- **RECORDS SUPPLIED**
• • • • •

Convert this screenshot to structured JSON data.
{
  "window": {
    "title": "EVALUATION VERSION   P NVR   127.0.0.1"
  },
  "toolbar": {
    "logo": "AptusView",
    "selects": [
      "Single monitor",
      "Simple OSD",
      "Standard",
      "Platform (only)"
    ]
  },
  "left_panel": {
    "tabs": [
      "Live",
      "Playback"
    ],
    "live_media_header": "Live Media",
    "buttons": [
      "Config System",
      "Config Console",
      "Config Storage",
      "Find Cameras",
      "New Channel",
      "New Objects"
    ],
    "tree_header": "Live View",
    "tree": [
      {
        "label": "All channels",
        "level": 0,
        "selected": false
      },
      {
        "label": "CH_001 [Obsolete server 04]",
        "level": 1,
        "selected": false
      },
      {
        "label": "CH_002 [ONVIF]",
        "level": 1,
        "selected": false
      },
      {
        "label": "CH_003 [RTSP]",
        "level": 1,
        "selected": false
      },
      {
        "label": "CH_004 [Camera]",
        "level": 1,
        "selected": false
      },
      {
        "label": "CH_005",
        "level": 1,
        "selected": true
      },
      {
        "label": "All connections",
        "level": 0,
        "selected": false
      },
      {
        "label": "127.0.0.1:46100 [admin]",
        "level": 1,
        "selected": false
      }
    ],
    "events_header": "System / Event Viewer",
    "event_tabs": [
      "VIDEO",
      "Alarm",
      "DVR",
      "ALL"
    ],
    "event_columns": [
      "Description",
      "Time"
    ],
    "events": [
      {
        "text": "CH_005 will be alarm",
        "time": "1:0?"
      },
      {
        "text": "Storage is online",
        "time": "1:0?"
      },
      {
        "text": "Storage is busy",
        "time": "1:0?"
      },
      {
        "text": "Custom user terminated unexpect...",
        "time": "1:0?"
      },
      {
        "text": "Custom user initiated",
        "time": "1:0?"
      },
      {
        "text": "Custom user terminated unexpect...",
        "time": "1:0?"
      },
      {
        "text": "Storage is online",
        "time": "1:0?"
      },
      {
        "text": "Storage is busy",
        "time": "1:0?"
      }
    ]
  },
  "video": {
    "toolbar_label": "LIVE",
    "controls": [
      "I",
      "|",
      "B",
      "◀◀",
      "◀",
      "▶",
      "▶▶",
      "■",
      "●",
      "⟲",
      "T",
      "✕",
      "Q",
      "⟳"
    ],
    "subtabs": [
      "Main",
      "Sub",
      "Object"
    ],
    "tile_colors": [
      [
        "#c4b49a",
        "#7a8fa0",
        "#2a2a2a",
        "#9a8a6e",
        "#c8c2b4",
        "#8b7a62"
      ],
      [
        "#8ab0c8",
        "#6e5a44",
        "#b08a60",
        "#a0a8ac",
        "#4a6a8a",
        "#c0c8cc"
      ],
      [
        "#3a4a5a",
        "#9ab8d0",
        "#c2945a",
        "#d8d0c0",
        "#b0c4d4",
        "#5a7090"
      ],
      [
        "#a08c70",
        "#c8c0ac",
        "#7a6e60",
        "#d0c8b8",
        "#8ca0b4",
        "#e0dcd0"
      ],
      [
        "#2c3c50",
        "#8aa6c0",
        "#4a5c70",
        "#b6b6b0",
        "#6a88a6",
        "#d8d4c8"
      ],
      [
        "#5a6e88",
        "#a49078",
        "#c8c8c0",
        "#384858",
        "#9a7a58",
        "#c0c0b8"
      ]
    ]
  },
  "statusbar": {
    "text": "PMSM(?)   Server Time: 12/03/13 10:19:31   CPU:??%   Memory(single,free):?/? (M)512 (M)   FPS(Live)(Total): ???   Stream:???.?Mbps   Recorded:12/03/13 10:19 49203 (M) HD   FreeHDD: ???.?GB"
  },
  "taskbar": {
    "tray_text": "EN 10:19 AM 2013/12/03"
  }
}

• • • • •

- **TASK INSTRUCTIONS**
Repeat the records exactly, including every line.

- **RESULT OF THIS EXERCISE**
Convert this screenshot to structured JSON data.
{
  "window": {
    "title": "EVALUATION VERSION   P NVR   127.0.0.1"
  },
  "toolbar": {
    "logo": "AptusView",
    "selects": [
      "Single monitor",
      "Simple OSD",
      "Standard",
      "Platform (only)"
    ]
  },
  "left_panel": {
    "tabs": [
      "Live",
      "Playback"
    ],
    "live_media_header": "Live Media",
    "buttons": [
      "Config System",
      "Config Console",
      "Config Storage",
      "Find Cameras",
      "New Channel",
      "New Objects"
    ],
    "tree_header": "Live View",
    "tree": [
      {
        "label": "All channels",
        "level": 0,
        "selected": false
      },
      {
        "label": "CH_001 [Obsolete server 04]",
        "level": 1,
        "selected": false
      },
      {
        "label": "CH_002 [ONVIF]",
        "level": 1,
        "selected": false
      },
      {
        "label": "CH_003 [RTSP]",
        "level": 1,
        "selected": false
      },
      {
        "label": "CH_004 [Camera]",
        "level": 1,
        "selected": false
      },
      {
        "label": "CH_005",
        "level": 1,
        "selected": true
      },
      {
        "label": "All connections",
        "level": 0,
        "selected": false
      },
      {
        "label": "127.0.0.1:46100 [admin]",
        "level": 1,
        "selected": false
      }
    ],
    "events_header": "System / Event Viewer",
    "event_tabs": [
      "VIDEO",
      "Alarm",
      "DVR",
      "ALL"
    ],
    "event_columns": [
      "Description",
      "Time"
    ],
    "events": [
      {
        "text": "CH_005 will be alarm",
        "time": "1:0?"
      },
      {
        "text": "Storage is online",
        "time": "1:0?"
      },
      {
        "text": "Storage is busy",
        "time": "1:0?"
      },
      {
        "text": "Custom user terminated unexpect...",
        "time": "1:0?"
      },
      {
        "text": "Custom user initiated",
        "time": "1:0?"
      },
      {
        "text": "Custom user terminated unexpect...",
        "time": "1:0?"
      },
      {
        "text": "Storage is online",
        "time": "1:0?"
      },
      {
        "text": "Storage is busy",
        "time": "1:0?"
      }
    ]
  },
  "video": {
    "toolbar_label": "LIVE",
    "controls": [
      "I",
      "|",
      "B",
      "◀◀",
      "◀",
      "▶",
      "▶▶",
      "■",
      "●",
      "⟲",
      "T",
      "✕",
      "Q",
      "⟳"
    ],
    "subtabs": [
      "Main",
      "Sub",
      "Object"
    ],
    "tile_colors": [
      [
        "#c4b49a",
        "#7a8fa0",
        "#2a2a2a",
        "#9a8a6e",
        "#c8c2b4",
        "#8b7a62"
      ],
      [
        "#8ab0c8",
        "#6e5a44",
        "#b08a60",
        "#a0a8ac",
        "#4a6a8a",
        "#c0c8cc"
      ],
      [
        "#3a4a5a",
        "#9ab8d0",
        "#c2945a",
        "#d8d0c0",
        "#b0c4d4",
        "#5a7090"
      ],
      [
        "#a08c70",
        "#c8c0ac",
        "#7a6e60",
        "#d0c8b8",
        "#8ca0b4",
        "#e0dcd0"
      ],
      [
        "#2c3c50",
        "#8aa6c0",
        "#4a5c70",
        "#b6b6b0",
        "#6a88a6",
        "#d8d4c8"
      ],
      [
        "#5a6e88",
        "#a49078",
        "#c8c8c0",
        "#384858",
        "#9a7a58",
        "#c0c0b8"
      ]
    ]
  },
  "statusbar": {
    "text": "PMSM(?)   Server Time: 12/03/13 10:19:31   CPU:??%   Memory(single,free):?/? (M)512 (M)   FPS(Live)(Total): ???   Stream:???.?Mbps   Recorded:12/03/13 10:19 49203 (M) HD   FreeHDD: ???.?GB"
  },
  "taskbar": {
    "tray_text": "EN 10:19 AM 2013/12/03"
  }
}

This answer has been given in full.